▶ **PASSAGE**
● ● ● ● ● ● ●
10.3 NOTIFICATION OF RATES AND AMOUNTS
The Lender shall notify Treasury UK of the Exchange Rate, interest rates
and amounts of currency determined under this Clause as soon as they are
ascertained.
10.4 INTEREST RATE
Interest shall accrue from day to day on each Segment of the Advance
Facility for each Funding Period at the rate per annum determined by the
Lender to be the aggregate of the Margin and LIBOR for such Funding
Period.
10.5 BASIS OF CALCULATION OF INTEREST
Such interest shall be computed on the basis of the actual number of days
elapsed and a year of 365 or 366 days (as the case may be).
10.6 PAYMENT OF INTEREST
Except where this Agreement provides otherwise, Treasury UK shall pay such
accrued interest in Sterling on the last day of the relevant Funding
Period.
● ● ● ● ● ● ●
▶ **ACTIONS TO TAKE**
• 1. Answer these questions about the interest clauses:
(a) Whom must the Lender notify of the Exchange Rate, interest rates and amounts of currency?
(b) On what length of year is interest computed?
(c) In what currency, and on what day, does Treasury UK pay accrued interest?
• 2. Carry on the interest clauses from the point where they end.

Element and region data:
● ● ● ● ● ● ●
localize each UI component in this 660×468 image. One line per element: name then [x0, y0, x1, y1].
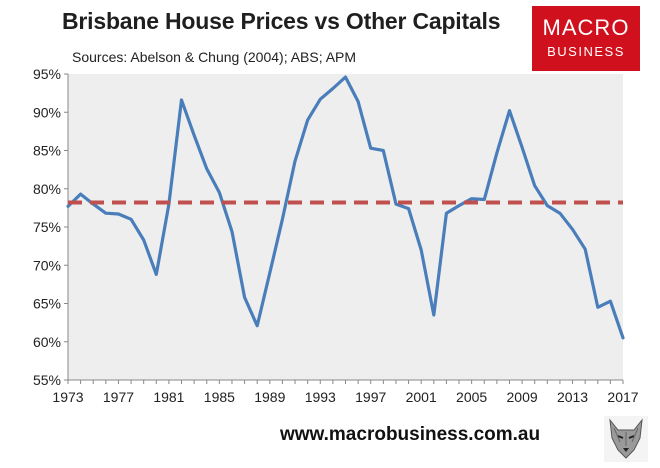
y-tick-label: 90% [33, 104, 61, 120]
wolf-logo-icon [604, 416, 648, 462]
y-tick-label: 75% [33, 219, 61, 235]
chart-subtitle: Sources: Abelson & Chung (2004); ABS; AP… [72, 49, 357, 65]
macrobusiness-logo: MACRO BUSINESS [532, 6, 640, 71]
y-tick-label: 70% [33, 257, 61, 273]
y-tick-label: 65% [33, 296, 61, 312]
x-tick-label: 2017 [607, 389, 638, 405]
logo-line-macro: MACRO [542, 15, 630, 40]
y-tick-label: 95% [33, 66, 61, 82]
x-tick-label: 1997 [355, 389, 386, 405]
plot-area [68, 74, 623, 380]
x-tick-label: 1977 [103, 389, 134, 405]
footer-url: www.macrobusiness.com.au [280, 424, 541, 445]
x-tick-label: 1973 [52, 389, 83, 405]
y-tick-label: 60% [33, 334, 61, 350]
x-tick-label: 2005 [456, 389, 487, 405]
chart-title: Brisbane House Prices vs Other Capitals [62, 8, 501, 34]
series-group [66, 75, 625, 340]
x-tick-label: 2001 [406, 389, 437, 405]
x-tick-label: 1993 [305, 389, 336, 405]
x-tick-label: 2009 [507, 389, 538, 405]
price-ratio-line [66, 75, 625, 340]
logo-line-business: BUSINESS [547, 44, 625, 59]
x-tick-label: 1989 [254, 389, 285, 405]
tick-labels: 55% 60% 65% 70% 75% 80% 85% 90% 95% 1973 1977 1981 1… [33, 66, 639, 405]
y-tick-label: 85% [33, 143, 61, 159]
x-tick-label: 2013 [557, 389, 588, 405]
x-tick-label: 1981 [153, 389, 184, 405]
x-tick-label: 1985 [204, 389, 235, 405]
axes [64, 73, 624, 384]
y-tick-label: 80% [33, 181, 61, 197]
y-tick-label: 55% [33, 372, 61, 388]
● ● ● ● ● ● ●
▶ **SET OF ANSWERS**
• 1.
(a) Treasury UK
(b) A year of 365 or 366 days (as the case may be)
(c) In Sterling, on the last day of the relevant Funding Period

• 2.
10.7 MARKET DISTURBANCE - SUSPENSION
NOTICE
Whenever, prior to the commencement of a Funding Period of a Segment of
the Sterling Advance Facility the Lender determines that, by reason of any
change in or in the application of any applicable law or of any change in
national or international financial, political or economic conditions,
exchange rates or exchange controls, it is impracticable for it to fund
such Segment in Sterling during such Funding Period by deposits obtained
in the relevant interbank market, then the Lender shall promptly give
notice (a "Suspension Notice") to the relevant Borrower.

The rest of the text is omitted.